» AIM
Work through the data below and give the number of lines holding "Group", nothing more.

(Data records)
◇ ◇ ◇ ◇ ◇ ◇ ◇
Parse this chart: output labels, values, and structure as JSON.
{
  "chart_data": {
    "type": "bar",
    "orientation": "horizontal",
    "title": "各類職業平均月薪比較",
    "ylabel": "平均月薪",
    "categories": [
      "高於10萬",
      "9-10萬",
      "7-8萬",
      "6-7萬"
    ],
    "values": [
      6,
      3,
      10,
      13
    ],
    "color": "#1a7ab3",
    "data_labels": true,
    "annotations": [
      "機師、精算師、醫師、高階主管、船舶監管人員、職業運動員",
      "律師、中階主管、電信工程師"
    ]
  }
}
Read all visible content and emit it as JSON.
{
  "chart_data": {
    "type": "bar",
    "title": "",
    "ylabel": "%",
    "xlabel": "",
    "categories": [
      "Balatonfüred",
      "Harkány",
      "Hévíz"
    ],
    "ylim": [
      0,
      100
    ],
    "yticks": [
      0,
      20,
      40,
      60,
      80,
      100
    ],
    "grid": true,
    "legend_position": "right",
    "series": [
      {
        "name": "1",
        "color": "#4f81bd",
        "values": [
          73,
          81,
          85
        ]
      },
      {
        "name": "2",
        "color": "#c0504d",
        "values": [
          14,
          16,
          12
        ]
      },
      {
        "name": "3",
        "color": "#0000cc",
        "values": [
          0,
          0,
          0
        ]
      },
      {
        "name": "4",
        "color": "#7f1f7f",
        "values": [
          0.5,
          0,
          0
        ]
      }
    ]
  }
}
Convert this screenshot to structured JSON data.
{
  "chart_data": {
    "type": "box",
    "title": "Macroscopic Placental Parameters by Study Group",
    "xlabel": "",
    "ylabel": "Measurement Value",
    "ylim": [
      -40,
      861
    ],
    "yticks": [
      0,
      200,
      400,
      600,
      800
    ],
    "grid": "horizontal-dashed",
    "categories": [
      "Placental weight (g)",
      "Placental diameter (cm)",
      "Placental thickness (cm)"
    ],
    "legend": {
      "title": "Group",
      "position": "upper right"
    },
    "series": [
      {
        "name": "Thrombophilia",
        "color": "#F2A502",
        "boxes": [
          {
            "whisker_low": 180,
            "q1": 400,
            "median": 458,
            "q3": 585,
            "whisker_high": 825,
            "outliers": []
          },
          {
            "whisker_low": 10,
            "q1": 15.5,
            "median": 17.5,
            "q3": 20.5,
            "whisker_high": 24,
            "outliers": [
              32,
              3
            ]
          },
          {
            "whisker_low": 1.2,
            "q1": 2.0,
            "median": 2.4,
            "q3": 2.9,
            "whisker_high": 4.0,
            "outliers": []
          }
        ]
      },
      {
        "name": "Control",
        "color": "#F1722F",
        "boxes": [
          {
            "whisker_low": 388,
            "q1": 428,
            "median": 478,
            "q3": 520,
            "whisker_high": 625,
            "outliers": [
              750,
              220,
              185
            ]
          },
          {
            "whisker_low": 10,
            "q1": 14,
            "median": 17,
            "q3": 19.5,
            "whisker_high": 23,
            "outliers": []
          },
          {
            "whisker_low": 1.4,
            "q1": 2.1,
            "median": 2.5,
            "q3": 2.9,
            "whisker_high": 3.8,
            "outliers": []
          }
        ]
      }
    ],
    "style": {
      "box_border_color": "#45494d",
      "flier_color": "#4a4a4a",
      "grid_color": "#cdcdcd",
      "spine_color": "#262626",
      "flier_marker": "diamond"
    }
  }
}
◇ ◇ ◇ ◇ ◇ ◇ ◇
» ANSWER TO THIS PROBLEM
2